— Start of Exercise data —
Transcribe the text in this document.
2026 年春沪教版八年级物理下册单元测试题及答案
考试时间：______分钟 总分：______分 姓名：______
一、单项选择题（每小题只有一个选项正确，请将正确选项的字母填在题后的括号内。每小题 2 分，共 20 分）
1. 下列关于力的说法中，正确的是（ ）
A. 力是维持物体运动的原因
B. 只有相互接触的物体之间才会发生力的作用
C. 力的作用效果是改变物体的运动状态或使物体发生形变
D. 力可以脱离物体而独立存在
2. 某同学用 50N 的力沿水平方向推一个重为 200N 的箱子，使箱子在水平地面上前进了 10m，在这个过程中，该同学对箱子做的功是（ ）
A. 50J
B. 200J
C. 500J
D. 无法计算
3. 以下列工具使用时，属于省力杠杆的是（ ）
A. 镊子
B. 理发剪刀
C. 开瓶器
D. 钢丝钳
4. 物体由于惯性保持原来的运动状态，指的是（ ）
— End of Exercise data —
- Short exercise: Write an exact transcription of every entry above.

- Exercise output:
Transcribe the text in this document.
2026 年春沪教版八年级物理下册单元测试题及答案
考试时间：______分钟 总分：______分 姓名：______
一、单项选择题（每小题只有一个选项正确，请将正确选项的字母填在题后的括号内。每小题 2 分，共 20 分）
1. 下列关于力的说法中，正确的是（ ）
A. 力是维持物体运动的原因
B. 只有相互接触的物体之间才会发生力的作用
C. 力的作用效果是改变物体的运动状态或使物体发生形变
D. 力可以脱离物体而独立存在
2. 某同学用 50N 的力沿水平方向推一个重为 200N 的箱子，使箱子在水平地面上前进了 10m，在这个过程中，该同学对箱子做的功是（ ）
A. 50J
B. 200J
C. 500J
D. 无法计算
3. 以下列工具使用时，属于省力杠杆的是（ ）
A. 镊子
B. 理发剪刀
C. 开瓶器
D. 钢丝钳
4. 物体由于惯性保持原来的运动状态，指的是（ ）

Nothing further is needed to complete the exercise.